* begin MATERIAL SHOWN *

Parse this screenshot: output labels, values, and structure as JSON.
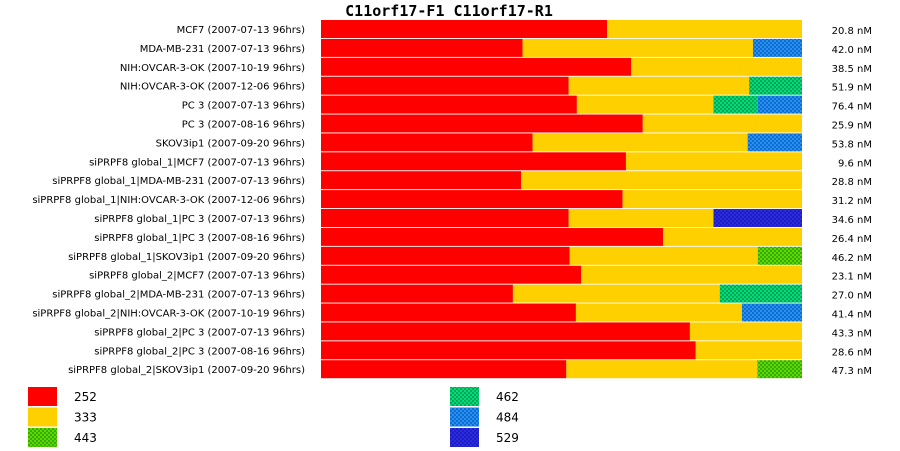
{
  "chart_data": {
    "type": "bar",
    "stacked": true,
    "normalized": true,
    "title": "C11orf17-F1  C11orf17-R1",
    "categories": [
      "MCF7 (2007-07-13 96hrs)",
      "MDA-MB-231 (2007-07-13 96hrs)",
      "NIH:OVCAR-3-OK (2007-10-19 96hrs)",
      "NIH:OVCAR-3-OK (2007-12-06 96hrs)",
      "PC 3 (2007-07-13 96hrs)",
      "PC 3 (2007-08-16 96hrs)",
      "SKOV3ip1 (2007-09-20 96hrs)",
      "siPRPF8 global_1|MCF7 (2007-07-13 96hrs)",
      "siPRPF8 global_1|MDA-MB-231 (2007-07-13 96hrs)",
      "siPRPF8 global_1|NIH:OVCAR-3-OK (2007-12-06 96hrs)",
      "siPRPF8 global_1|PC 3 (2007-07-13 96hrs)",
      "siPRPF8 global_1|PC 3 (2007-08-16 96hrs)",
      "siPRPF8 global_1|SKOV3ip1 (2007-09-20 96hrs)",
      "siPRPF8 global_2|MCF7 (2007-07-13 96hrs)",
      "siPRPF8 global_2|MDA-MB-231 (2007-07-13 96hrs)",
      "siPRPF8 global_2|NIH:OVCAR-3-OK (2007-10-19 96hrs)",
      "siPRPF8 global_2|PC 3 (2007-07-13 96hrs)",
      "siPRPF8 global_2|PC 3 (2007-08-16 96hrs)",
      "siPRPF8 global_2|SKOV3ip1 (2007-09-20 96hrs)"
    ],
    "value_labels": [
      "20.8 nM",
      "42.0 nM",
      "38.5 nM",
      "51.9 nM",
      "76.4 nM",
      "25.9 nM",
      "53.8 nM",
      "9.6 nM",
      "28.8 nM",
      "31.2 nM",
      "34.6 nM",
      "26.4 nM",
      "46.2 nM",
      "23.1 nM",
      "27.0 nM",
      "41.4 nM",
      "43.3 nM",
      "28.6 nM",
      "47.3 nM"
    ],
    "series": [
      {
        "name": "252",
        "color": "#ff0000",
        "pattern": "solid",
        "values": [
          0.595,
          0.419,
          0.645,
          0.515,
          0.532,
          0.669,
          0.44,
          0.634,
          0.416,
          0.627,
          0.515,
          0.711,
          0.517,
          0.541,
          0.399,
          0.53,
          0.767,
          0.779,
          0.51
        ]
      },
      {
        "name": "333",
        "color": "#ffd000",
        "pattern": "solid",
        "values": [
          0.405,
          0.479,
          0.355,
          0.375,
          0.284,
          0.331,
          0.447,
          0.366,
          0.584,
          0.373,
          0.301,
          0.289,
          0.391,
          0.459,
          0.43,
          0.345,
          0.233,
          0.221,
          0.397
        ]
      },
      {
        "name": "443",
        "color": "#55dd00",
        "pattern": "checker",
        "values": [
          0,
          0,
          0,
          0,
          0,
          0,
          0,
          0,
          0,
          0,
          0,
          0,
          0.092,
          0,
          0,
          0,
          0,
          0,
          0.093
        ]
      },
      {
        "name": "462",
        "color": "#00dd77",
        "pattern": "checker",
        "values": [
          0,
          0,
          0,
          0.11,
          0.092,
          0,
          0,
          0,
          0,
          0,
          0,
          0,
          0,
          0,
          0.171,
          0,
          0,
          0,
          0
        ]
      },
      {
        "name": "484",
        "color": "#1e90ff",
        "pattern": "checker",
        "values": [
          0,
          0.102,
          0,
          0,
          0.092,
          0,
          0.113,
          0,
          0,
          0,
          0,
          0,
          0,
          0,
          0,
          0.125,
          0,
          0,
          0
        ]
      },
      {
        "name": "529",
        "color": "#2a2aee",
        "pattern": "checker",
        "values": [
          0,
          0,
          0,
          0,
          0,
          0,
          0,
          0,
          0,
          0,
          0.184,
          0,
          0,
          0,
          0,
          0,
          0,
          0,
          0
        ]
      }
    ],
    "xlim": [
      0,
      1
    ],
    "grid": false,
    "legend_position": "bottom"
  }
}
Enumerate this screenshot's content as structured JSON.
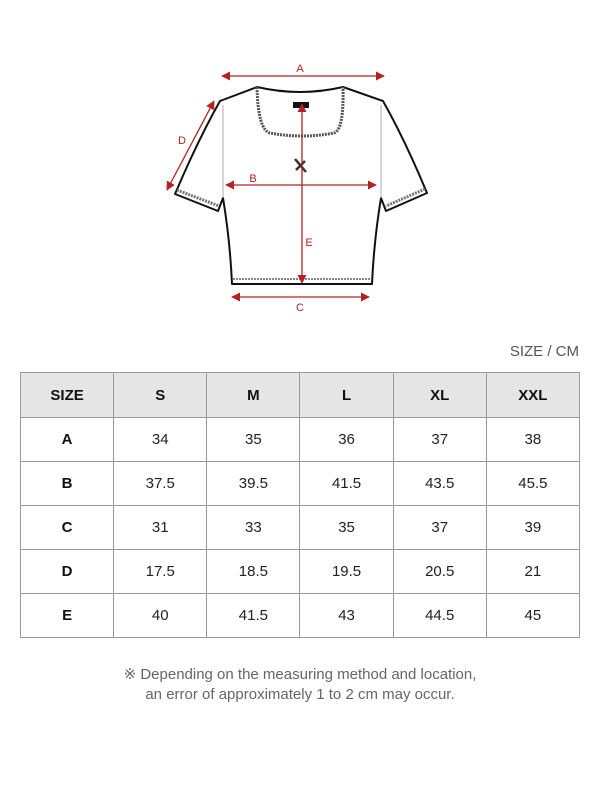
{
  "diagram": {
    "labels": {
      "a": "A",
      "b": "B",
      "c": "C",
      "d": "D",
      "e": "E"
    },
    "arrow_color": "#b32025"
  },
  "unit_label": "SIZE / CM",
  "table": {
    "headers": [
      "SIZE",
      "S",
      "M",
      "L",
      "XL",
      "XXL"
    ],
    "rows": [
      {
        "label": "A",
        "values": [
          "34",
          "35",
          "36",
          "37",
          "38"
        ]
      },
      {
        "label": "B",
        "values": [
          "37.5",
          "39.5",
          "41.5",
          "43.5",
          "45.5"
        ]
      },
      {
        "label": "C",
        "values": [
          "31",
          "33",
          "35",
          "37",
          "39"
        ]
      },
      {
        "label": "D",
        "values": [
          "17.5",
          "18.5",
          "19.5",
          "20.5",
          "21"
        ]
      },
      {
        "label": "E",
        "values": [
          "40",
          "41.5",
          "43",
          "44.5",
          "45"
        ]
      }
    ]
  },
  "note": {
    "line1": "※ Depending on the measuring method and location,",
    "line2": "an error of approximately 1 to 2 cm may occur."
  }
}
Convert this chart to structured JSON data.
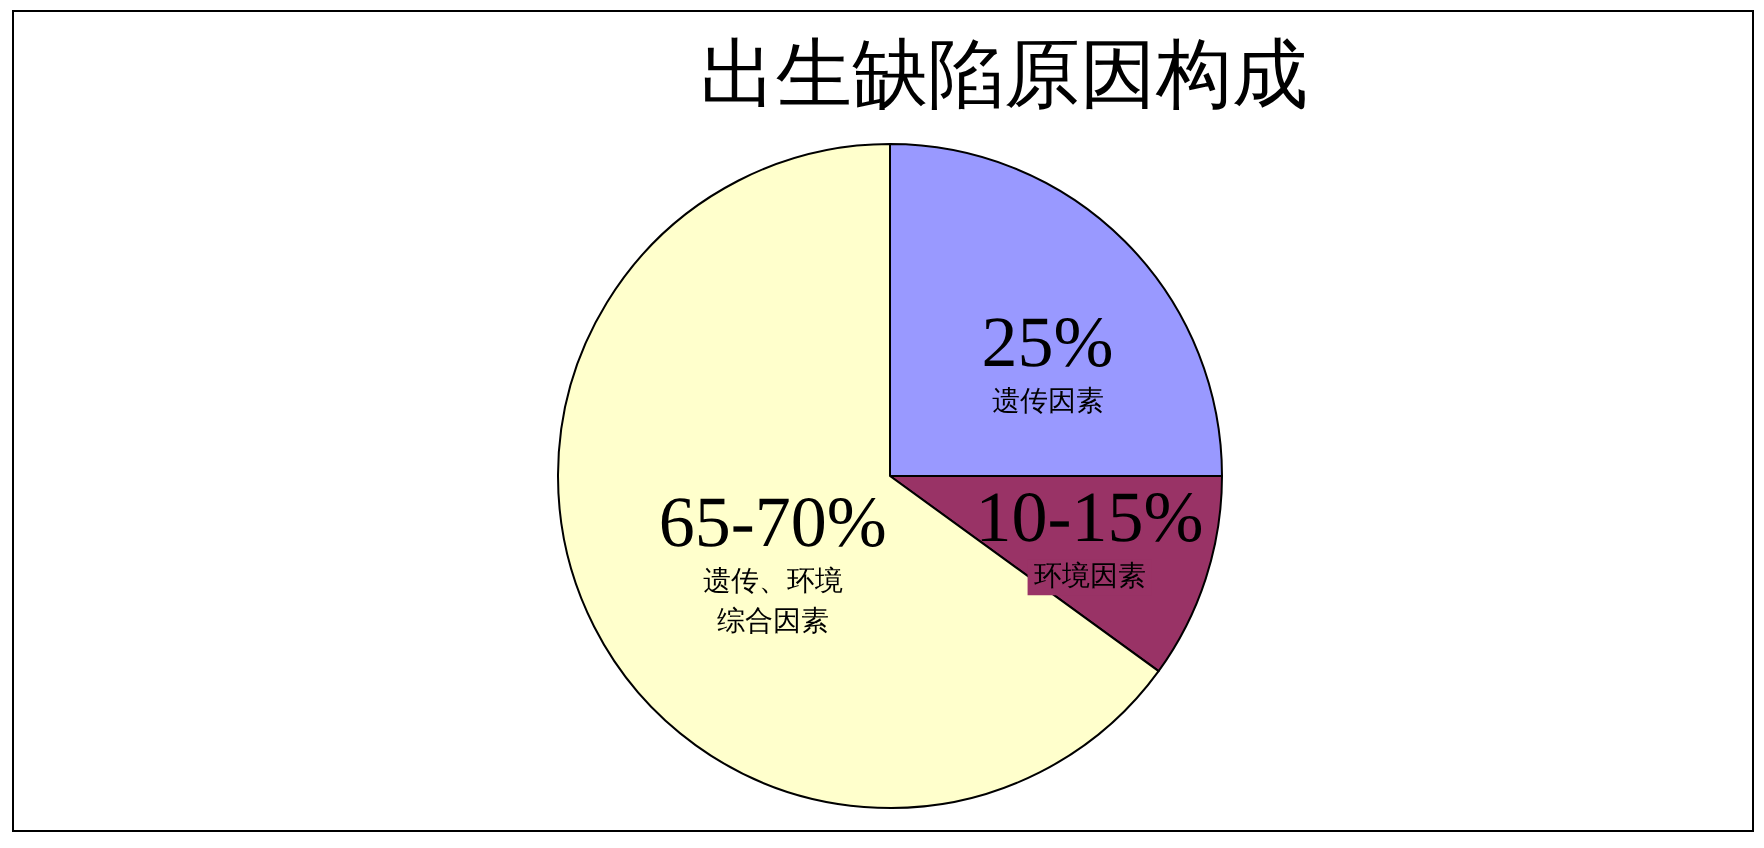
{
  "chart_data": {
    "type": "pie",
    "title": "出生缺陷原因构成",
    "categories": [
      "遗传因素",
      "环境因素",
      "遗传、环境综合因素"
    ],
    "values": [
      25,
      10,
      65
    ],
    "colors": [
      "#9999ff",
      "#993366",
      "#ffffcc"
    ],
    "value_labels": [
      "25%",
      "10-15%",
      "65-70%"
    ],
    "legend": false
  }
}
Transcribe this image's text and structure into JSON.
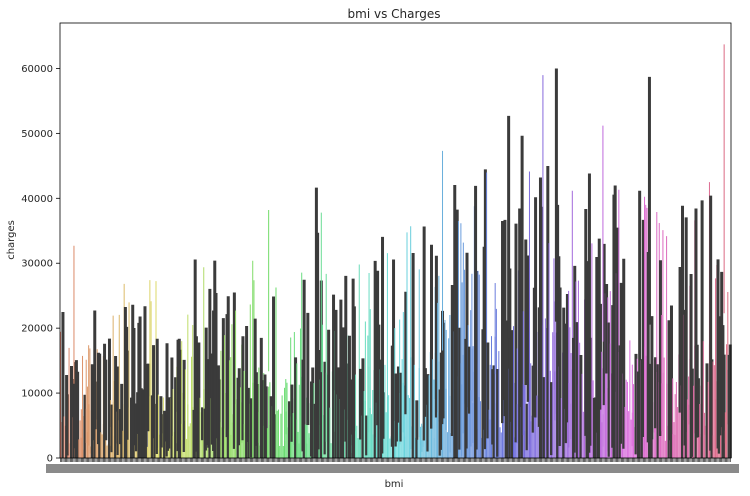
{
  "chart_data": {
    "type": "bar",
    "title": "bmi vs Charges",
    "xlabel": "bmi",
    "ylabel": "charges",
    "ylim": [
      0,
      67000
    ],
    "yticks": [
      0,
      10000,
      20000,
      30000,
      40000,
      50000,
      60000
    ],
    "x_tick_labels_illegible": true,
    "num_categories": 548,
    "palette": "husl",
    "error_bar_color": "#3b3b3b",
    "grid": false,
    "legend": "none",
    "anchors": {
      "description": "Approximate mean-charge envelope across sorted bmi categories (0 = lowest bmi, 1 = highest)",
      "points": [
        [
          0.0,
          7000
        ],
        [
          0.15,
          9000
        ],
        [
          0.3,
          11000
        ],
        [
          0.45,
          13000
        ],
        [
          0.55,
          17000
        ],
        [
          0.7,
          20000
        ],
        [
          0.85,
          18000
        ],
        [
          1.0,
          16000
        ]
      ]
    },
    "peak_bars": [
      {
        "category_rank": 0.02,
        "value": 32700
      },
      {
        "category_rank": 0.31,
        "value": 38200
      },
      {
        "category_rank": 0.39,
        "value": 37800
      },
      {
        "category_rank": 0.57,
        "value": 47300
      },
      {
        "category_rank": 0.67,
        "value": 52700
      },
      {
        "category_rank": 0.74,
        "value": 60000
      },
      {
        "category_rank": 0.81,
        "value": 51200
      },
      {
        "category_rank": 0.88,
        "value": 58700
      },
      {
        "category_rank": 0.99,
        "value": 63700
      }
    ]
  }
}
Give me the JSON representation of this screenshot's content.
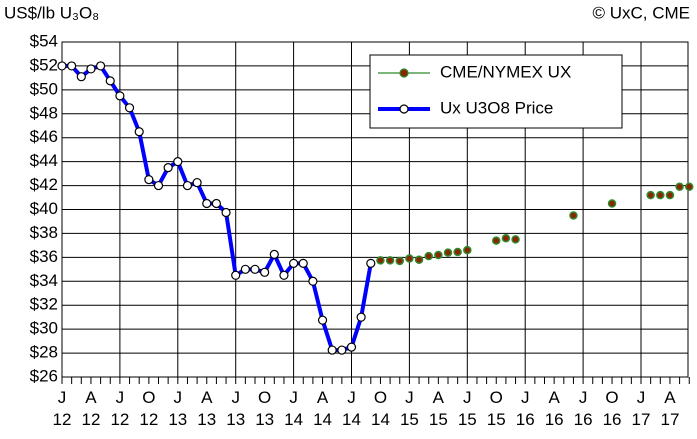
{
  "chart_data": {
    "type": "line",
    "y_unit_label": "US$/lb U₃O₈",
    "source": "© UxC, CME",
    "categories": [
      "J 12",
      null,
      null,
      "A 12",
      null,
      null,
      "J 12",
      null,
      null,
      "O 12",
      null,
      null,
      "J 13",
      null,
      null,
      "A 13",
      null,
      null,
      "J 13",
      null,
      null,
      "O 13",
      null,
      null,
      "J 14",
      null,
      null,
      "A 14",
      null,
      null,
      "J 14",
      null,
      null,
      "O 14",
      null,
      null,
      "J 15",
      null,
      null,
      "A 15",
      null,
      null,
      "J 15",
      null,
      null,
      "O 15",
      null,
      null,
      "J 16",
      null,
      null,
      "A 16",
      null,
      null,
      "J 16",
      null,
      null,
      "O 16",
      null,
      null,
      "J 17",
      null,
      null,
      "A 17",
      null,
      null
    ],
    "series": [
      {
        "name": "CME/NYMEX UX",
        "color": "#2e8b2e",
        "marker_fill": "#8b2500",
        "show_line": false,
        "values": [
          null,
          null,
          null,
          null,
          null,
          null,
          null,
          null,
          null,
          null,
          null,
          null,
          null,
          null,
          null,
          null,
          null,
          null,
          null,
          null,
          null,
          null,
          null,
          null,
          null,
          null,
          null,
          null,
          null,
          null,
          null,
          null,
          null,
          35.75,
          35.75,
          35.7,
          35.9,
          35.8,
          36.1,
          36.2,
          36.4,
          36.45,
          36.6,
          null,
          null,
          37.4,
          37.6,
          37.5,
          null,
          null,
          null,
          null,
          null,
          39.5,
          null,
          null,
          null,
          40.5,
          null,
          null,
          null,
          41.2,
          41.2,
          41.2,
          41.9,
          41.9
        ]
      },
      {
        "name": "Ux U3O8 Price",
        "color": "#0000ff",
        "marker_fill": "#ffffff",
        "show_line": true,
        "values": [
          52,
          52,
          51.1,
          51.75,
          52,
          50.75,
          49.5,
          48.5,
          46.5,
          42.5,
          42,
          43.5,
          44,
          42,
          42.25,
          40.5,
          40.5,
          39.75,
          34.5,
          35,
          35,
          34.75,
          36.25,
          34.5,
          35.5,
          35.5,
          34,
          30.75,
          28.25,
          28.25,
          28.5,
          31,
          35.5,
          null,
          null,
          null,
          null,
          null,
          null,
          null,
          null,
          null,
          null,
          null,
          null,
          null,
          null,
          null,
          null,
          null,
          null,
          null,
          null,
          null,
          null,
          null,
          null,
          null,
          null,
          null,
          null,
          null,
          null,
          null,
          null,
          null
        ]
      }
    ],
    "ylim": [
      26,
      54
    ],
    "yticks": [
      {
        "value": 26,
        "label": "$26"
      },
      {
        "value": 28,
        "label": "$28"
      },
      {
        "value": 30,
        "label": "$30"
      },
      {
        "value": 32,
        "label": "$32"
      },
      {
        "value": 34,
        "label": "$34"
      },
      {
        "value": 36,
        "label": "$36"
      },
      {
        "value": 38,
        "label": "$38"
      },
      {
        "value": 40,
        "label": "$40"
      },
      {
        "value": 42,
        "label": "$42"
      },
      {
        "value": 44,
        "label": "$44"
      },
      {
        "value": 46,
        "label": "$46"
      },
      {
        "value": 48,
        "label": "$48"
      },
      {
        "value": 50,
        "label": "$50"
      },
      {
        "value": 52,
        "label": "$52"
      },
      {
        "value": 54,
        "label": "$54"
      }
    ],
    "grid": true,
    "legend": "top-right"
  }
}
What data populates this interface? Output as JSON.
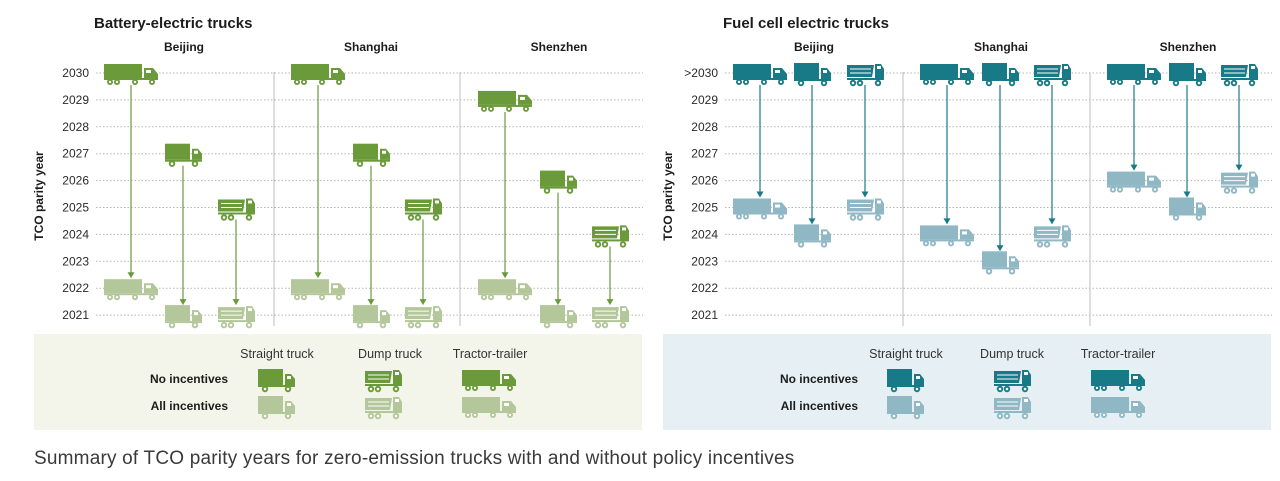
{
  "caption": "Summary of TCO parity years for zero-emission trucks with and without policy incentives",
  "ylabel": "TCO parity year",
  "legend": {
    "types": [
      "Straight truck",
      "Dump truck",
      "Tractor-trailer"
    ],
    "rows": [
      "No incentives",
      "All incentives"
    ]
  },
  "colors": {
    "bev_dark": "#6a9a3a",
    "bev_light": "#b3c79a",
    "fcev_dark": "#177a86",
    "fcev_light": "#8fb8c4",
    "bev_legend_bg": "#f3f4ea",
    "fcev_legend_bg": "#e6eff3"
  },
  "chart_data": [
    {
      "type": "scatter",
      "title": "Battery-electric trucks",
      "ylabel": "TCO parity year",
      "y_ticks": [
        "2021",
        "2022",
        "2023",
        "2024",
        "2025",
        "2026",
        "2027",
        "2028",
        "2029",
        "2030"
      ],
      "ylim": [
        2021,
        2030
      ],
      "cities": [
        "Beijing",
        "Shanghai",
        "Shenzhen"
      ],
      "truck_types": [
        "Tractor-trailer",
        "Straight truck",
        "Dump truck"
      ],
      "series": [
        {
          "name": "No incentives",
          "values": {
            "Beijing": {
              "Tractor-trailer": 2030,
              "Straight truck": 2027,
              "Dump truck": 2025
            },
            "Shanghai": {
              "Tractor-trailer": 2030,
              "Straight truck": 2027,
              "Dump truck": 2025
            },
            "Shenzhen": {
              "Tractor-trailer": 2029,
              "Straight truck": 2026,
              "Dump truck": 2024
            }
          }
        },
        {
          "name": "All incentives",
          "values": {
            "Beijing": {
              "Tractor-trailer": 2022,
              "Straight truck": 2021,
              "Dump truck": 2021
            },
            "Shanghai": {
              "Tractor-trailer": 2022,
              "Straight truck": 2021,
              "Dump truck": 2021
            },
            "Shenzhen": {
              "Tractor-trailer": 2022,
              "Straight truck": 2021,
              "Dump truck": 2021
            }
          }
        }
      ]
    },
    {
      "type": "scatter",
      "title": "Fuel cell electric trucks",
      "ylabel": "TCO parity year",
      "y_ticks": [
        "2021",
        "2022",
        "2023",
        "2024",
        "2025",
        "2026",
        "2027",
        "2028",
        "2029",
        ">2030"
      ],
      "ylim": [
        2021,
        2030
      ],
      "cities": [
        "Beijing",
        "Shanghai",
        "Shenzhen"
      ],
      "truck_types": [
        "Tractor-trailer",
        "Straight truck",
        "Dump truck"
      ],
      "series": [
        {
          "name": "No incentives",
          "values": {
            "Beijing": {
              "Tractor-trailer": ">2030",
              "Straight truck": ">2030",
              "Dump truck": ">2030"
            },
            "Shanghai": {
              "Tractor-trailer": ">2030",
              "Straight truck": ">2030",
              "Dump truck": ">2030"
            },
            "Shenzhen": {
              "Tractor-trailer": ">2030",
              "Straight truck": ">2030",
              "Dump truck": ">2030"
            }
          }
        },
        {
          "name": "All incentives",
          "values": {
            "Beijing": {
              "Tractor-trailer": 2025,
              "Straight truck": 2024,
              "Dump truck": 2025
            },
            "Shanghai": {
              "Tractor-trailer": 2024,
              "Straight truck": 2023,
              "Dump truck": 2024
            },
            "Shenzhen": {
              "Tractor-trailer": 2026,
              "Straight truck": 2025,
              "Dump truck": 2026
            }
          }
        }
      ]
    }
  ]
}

* end MATERIAL SHOWN *

WHAT YOU NEED TO DO
Give only the count of lines in the data that include the string "OVCAR".

EXERCISE OUTPUT
4